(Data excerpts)
====

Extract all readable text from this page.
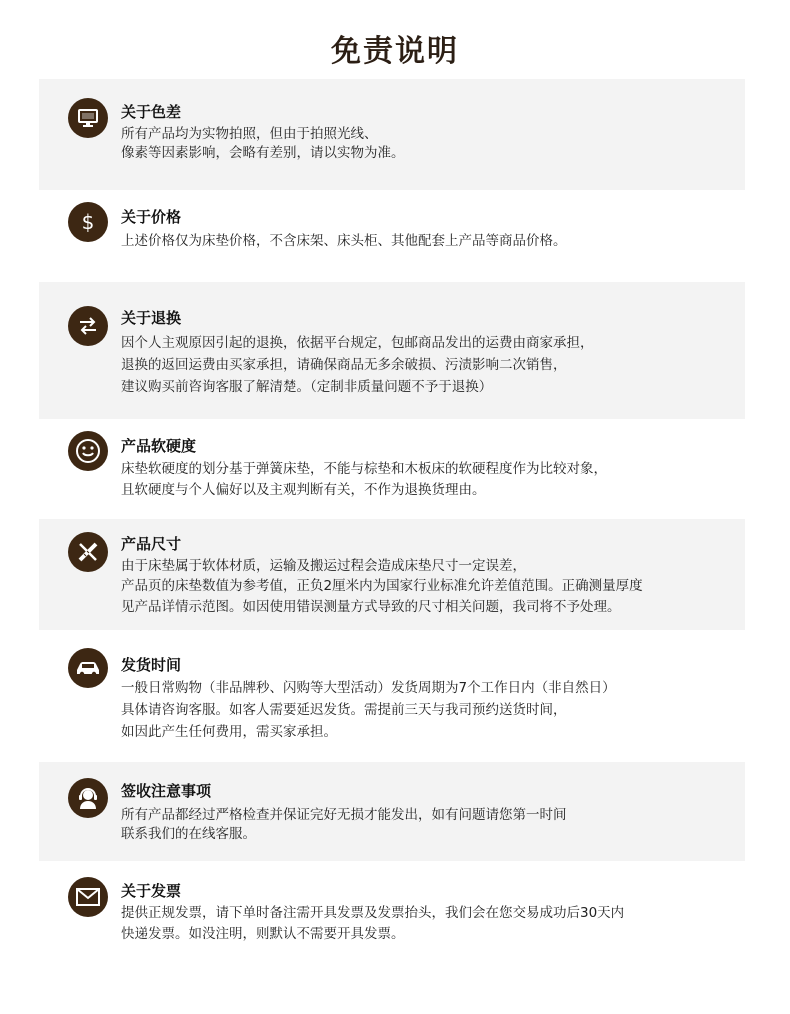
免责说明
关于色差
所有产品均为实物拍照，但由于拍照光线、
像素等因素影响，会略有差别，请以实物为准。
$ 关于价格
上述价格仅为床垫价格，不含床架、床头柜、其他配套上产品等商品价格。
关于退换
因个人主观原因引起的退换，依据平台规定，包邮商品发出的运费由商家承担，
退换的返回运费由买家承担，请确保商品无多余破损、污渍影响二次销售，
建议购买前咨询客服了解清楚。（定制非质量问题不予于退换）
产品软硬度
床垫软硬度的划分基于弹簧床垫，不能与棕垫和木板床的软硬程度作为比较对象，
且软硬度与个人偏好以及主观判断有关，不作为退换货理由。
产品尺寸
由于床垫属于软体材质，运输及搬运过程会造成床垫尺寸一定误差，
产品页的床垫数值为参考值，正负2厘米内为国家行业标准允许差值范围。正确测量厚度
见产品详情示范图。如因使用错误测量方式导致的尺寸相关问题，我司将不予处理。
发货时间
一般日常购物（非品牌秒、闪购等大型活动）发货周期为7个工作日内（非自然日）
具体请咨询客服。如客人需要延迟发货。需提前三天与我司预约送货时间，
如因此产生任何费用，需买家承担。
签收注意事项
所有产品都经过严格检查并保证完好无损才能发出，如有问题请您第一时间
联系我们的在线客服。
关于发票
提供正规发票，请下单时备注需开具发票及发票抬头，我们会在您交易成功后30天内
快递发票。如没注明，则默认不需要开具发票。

====

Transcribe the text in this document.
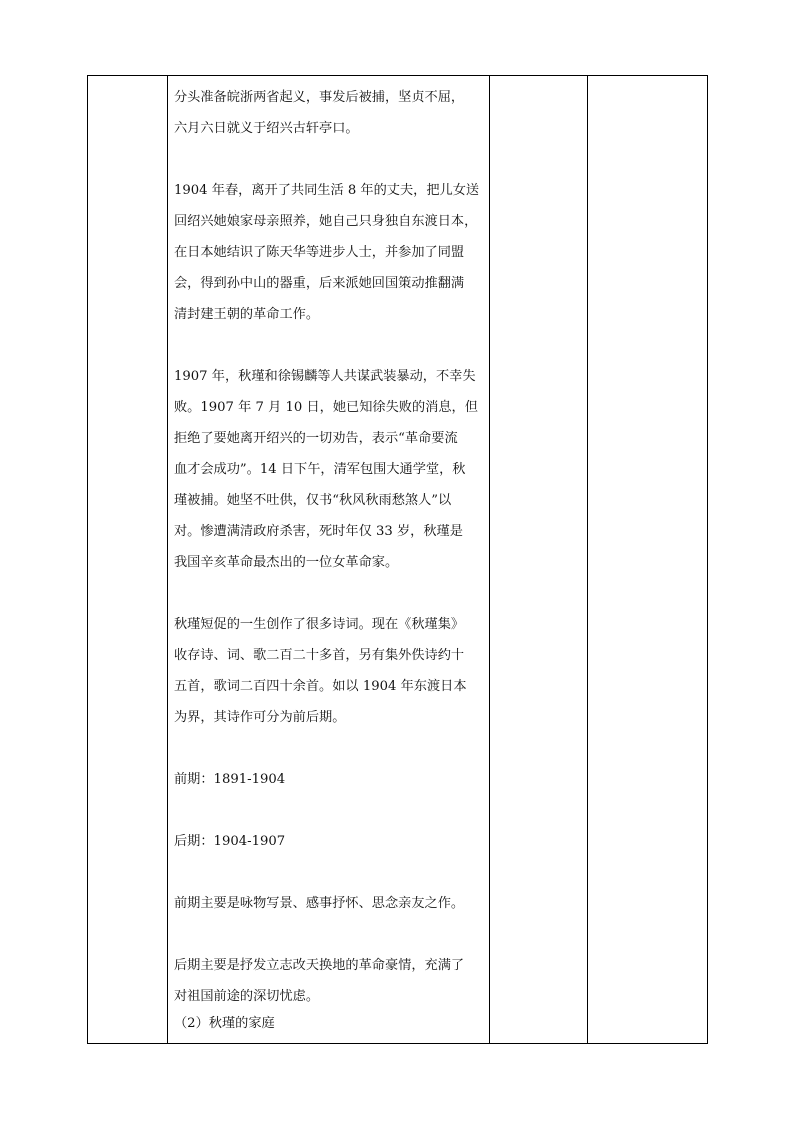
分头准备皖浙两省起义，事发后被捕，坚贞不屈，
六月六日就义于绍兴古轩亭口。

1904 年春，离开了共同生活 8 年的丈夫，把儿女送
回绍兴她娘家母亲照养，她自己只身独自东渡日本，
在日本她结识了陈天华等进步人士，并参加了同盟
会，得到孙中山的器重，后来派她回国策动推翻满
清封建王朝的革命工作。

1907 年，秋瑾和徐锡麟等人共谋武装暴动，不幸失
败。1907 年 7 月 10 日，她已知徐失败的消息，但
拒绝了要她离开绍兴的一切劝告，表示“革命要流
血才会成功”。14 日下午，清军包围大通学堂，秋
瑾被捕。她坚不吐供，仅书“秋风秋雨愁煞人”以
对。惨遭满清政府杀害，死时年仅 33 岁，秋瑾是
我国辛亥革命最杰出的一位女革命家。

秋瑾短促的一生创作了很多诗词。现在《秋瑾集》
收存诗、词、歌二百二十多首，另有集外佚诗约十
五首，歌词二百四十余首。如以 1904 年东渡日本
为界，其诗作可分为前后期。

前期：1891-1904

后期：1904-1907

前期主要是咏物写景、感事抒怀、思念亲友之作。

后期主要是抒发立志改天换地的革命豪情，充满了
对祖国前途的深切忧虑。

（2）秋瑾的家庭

====

Requirements
Set out every line from the material that contains the string "this".

Solved exercise
Extract all readable text from this page.
Transcribe the text in this document.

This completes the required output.